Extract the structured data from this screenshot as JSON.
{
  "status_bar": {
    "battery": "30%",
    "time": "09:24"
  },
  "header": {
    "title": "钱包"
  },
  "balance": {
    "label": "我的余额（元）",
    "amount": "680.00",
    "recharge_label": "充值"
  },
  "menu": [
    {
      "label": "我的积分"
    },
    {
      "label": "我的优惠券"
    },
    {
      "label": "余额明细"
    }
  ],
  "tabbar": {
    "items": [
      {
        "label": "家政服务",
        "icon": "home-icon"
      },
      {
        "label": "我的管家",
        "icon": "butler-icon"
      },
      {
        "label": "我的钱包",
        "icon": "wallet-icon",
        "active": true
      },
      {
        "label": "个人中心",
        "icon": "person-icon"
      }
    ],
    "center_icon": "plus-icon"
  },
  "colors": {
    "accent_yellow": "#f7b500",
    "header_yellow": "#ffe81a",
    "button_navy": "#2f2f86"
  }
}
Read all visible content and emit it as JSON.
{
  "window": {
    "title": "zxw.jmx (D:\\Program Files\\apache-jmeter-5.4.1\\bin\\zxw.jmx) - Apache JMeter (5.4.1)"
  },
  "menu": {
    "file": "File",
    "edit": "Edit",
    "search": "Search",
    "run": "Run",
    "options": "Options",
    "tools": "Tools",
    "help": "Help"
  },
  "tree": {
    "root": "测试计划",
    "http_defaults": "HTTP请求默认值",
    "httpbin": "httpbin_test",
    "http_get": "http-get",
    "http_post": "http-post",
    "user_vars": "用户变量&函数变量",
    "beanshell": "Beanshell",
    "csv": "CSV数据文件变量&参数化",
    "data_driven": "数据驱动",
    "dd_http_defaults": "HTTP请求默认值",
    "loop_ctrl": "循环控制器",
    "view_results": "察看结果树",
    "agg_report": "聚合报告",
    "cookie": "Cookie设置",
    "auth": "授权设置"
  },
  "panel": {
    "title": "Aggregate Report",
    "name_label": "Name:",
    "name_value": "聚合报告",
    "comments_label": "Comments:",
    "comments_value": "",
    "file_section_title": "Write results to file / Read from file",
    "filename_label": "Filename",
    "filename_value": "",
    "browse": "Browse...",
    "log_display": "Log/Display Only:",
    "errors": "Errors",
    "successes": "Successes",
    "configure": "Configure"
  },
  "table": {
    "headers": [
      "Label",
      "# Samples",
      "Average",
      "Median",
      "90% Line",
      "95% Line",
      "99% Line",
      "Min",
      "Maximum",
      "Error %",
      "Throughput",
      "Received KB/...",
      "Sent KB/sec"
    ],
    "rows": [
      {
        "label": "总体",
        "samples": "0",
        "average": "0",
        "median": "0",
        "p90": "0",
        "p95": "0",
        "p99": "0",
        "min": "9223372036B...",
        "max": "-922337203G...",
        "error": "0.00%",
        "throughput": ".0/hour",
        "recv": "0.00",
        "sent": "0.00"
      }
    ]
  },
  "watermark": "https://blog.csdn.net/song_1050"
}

---+---

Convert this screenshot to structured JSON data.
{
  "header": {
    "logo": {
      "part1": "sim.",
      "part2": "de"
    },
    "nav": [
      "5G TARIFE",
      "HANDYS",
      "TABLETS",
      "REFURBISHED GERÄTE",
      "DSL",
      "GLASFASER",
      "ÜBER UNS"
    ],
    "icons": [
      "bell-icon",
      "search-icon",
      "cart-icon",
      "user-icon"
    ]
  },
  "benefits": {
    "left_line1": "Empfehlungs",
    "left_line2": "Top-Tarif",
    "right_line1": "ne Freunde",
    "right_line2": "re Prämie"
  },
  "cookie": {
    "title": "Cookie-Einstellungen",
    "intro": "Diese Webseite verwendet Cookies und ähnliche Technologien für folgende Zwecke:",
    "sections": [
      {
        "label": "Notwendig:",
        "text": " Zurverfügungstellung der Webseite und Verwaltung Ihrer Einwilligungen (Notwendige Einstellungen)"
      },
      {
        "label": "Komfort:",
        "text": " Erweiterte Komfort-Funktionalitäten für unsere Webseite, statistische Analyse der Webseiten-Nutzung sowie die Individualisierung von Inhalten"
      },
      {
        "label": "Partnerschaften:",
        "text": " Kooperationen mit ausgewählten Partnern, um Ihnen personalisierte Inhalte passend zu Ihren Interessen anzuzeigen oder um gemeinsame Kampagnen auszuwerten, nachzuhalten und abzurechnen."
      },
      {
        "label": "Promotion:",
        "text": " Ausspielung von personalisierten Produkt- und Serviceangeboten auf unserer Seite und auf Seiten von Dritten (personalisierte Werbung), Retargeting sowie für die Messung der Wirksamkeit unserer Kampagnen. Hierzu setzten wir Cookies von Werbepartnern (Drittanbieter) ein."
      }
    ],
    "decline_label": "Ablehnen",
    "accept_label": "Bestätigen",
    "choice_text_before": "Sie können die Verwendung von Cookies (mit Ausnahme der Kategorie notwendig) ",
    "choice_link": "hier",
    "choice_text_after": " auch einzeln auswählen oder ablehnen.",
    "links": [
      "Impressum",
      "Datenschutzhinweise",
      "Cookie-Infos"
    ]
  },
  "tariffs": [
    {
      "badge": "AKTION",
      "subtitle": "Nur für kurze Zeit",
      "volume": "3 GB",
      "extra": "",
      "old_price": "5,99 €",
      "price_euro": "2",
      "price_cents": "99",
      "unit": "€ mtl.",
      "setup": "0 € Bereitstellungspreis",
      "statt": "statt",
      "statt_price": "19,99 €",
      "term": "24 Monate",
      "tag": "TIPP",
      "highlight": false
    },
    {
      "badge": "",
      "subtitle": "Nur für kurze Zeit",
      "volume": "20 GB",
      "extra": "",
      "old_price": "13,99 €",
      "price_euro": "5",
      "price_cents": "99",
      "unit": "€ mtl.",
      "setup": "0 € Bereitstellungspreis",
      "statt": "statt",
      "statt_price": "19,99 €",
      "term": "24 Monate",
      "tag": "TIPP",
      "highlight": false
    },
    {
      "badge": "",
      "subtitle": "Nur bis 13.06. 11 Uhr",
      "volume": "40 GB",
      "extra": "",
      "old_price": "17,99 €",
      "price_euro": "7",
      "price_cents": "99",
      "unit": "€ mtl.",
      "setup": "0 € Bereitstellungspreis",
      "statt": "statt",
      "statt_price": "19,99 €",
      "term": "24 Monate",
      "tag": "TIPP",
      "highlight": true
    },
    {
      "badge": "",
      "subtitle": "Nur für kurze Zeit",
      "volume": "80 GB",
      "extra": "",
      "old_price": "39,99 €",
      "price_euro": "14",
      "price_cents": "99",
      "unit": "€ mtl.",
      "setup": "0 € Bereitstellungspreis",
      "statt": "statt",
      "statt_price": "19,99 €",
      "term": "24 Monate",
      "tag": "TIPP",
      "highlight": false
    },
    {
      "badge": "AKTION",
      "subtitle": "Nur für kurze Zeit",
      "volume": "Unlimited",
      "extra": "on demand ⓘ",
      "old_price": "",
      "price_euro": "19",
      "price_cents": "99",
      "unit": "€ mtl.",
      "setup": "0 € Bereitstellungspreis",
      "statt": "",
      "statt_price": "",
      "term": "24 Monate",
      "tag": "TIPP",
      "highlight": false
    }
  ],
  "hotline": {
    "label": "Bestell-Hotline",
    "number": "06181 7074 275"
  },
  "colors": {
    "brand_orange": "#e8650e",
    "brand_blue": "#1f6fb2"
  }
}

---+---

• **AIM OF THE TASK**: Sift through the entries and copy every line with "Kampagnen".

• **SOLUTION FOR THIS EXERCISE**:
        "text": " Kooperationen mit ausgewählten Partnern, um Ihnen personalisierte Inhalte passend zu Ihren Interessen anzuzeigen oder um gemeinsame Kampagnen auszuwerten, nachzuhalten und abzurechnen."
        "text": " Ausspielung von personalisierten Produkt- und Serviceangeboten auf unserer Seite und auf Seiten von Dritten (personalisierte Werbung), Retargeting sowie für die Messung der Wirksamkeit unserer Kampagnen. Hierzu setzten wir Cookies von Werbepartnern (Drittanbieter) ein."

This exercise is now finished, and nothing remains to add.